* **Written problem**:
Where a line of the listing below includes the word "text", reproduce that line.
Start of Input data
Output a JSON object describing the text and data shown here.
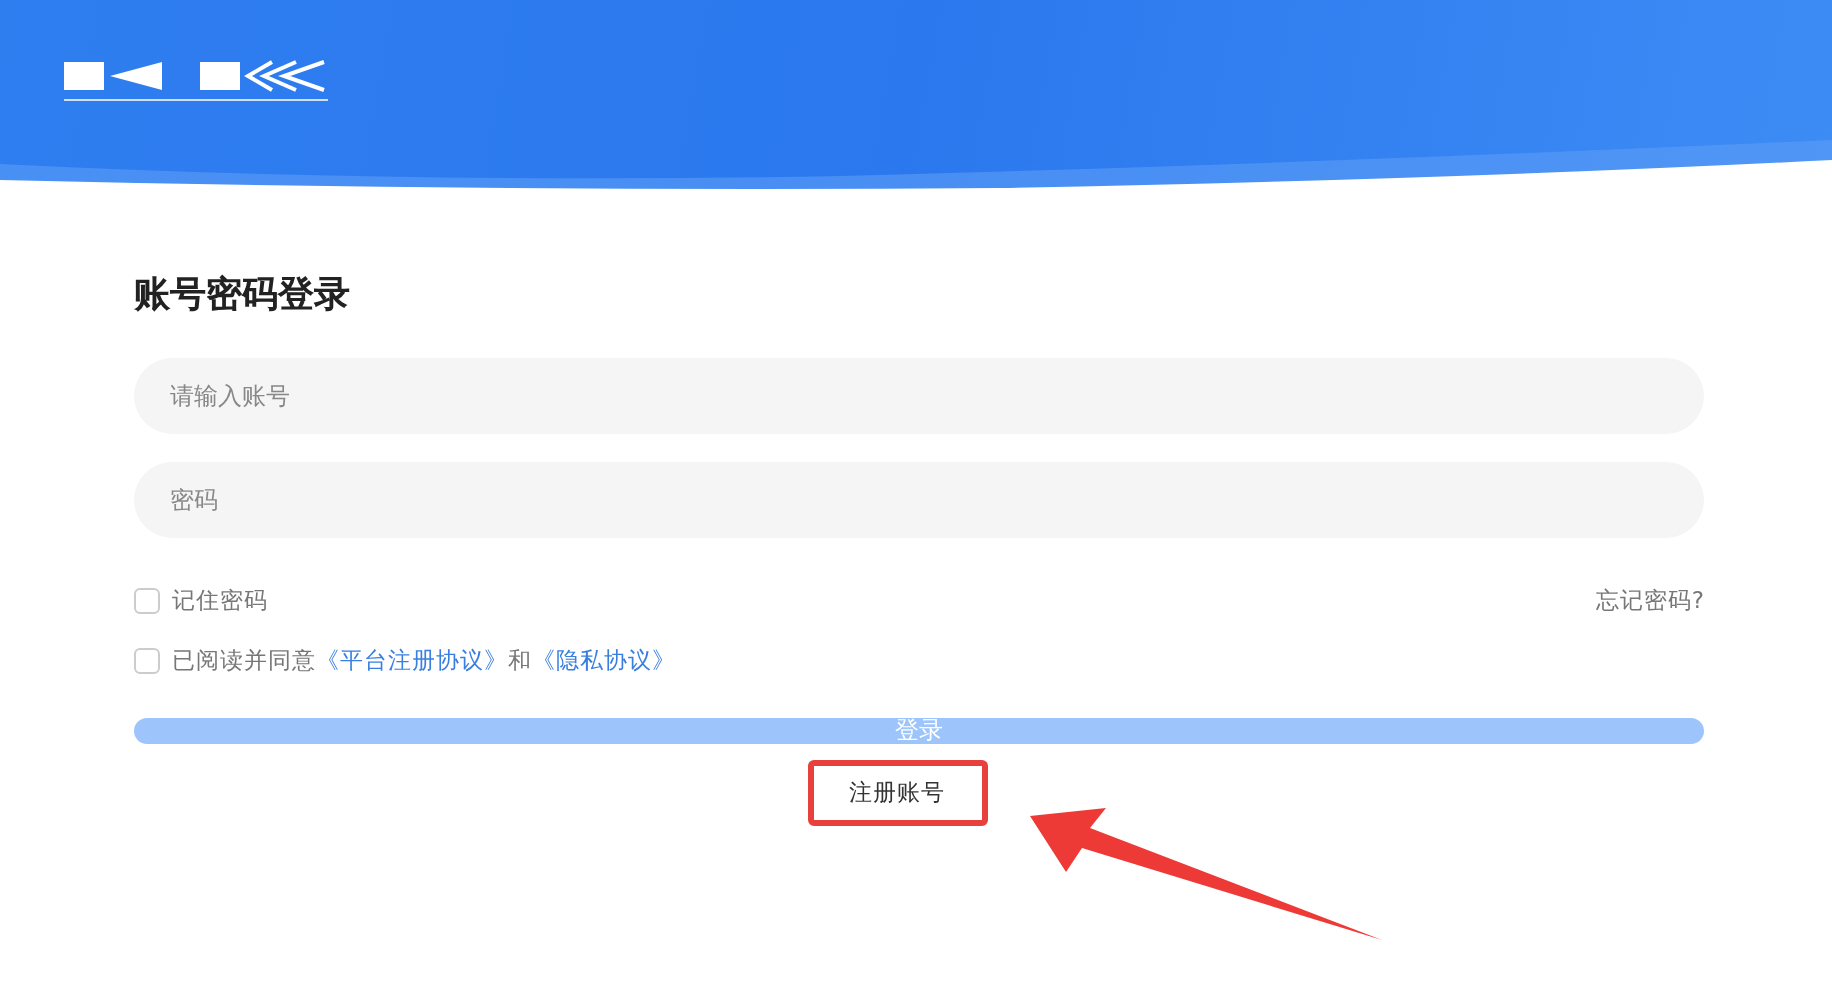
{
  "form": {
    "title": "账号密码登录",
    "fields": [
      {
        "placeholder": "请输入账号"
      },
      {
        "placeholder": "密码"
      }
    ],
    "remember": {
      "label": "记住密码",
      "checked": false
    },
    "forgot_link": "忘记密码?",
    "agreement": {
      "checked": false,
      "text": "已阅读并同意",
      "links": [
        "《平台注册协议》",
        "《隐私协议》"
      ],
      "joiner": "和"
    },
    "login_button": {
      "label": "登录",
      "disabled": true
    },
    "register_link": "注册账号"
  }
}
End of Input data
* **Written response**:
Output a JSON object describing the text and data shown here.
      "text": "已阅读并同意",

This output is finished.